## Given information
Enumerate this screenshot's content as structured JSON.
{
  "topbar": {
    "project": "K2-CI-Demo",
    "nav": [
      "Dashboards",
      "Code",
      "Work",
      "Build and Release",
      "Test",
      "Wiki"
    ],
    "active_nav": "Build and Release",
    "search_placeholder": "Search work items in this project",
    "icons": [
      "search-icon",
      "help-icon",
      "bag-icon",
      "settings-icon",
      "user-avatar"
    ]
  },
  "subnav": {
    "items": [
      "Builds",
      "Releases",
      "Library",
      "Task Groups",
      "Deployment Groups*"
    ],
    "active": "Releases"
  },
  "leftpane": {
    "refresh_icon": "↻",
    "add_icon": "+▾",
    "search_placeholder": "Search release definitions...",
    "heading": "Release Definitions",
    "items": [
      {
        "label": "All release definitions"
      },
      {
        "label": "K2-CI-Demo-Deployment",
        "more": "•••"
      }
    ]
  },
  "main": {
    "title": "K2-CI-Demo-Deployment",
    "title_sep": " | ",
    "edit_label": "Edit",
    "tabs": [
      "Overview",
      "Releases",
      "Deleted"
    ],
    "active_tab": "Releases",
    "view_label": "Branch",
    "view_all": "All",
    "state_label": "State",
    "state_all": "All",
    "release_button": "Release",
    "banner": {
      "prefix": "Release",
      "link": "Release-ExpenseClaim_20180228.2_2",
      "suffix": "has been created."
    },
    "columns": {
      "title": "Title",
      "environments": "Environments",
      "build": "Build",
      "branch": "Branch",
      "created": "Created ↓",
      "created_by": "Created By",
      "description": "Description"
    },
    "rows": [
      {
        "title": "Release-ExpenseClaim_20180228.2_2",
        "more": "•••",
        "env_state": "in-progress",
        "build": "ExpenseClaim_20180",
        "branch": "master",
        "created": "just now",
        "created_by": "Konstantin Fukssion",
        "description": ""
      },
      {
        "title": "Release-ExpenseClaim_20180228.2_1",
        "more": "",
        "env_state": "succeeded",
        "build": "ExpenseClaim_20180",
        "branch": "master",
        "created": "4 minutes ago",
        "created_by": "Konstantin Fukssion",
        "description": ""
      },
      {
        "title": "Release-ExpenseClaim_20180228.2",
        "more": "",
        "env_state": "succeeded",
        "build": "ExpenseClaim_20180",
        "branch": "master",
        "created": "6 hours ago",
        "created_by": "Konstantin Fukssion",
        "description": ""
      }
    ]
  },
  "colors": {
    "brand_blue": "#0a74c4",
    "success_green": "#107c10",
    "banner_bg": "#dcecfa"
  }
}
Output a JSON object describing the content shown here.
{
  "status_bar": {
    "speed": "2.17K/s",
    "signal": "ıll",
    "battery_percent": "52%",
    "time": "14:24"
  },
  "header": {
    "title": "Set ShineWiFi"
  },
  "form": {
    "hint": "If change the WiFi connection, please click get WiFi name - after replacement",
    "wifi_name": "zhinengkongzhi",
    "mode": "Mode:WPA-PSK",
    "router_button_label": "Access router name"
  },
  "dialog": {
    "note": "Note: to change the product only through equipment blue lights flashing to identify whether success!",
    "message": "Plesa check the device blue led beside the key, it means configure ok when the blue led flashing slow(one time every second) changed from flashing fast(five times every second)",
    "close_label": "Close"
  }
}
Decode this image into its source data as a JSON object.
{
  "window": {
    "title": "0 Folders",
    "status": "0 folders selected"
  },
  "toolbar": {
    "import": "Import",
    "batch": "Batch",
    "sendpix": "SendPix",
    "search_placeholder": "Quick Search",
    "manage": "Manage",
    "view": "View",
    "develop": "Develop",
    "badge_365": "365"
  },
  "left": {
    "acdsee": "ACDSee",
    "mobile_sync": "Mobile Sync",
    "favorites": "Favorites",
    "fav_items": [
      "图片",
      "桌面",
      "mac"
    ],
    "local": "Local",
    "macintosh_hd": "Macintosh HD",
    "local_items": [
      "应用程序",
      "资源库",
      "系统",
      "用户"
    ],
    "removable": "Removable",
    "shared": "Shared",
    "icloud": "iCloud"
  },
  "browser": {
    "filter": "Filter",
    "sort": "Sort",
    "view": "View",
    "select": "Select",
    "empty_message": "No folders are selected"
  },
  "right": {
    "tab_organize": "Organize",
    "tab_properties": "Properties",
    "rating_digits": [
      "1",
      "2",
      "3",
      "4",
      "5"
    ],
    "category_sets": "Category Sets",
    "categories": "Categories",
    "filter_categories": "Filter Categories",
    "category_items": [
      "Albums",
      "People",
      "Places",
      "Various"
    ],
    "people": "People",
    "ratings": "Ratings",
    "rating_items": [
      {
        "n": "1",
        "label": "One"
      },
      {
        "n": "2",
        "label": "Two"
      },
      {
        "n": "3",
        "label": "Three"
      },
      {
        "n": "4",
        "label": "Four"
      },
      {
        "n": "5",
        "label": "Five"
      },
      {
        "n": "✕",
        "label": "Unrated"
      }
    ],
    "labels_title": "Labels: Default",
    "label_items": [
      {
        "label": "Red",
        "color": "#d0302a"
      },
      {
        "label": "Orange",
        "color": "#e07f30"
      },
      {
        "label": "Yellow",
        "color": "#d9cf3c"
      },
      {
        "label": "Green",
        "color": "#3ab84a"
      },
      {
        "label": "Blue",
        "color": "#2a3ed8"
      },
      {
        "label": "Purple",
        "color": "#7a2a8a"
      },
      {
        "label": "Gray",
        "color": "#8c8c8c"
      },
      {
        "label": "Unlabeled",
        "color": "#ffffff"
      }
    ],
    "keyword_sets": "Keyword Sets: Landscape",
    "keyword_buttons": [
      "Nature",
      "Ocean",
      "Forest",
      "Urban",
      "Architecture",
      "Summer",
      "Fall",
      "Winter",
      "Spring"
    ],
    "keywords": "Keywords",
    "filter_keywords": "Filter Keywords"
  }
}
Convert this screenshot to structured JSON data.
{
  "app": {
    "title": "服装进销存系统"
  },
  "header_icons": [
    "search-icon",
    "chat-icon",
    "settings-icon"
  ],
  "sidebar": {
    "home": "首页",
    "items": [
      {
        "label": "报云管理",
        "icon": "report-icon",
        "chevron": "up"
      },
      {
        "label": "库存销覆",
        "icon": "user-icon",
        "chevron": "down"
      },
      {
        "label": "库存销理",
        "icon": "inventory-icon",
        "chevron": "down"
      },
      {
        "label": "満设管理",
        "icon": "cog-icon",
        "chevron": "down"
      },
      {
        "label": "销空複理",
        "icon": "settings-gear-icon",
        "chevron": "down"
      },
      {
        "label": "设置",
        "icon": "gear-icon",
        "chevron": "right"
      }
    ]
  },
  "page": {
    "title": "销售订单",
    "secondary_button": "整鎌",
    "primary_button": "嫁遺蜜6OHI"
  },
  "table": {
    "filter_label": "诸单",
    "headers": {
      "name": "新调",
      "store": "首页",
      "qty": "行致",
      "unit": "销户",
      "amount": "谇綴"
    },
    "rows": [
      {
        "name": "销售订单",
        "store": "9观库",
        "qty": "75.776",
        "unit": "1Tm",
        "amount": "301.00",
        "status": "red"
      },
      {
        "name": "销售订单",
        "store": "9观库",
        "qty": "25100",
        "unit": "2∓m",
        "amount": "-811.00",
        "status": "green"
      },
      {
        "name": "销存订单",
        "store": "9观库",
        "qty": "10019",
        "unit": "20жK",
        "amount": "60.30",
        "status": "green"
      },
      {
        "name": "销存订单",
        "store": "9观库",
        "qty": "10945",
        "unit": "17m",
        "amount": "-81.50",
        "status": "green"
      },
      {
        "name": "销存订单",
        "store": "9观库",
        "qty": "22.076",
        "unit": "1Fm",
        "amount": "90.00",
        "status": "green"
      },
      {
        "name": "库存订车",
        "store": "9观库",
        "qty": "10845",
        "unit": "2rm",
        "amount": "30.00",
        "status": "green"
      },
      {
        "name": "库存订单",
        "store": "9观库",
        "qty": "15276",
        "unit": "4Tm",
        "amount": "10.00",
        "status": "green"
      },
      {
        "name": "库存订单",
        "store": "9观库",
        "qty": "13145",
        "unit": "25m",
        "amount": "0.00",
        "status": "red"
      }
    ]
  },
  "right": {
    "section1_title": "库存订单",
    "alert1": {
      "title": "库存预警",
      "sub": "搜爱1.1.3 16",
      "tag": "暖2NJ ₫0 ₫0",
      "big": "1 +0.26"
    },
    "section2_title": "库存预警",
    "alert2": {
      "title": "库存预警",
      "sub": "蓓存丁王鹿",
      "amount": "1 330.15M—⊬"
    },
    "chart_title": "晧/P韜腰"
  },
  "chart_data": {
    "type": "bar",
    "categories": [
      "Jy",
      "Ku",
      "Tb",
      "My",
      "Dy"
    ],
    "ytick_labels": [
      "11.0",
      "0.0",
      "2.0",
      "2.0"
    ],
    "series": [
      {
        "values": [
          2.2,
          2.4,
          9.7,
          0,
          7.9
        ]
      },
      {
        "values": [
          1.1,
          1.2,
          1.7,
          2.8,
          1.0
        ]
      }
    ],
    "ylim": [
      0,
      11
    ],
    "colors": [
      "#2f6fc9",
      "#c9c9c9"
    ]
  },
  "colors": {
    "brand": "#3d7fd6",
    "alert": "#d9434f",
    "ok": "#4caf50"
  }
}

## Problem details
Provide only the count of lines in the material above that hold the word "Deployment".

## Answer to the task
3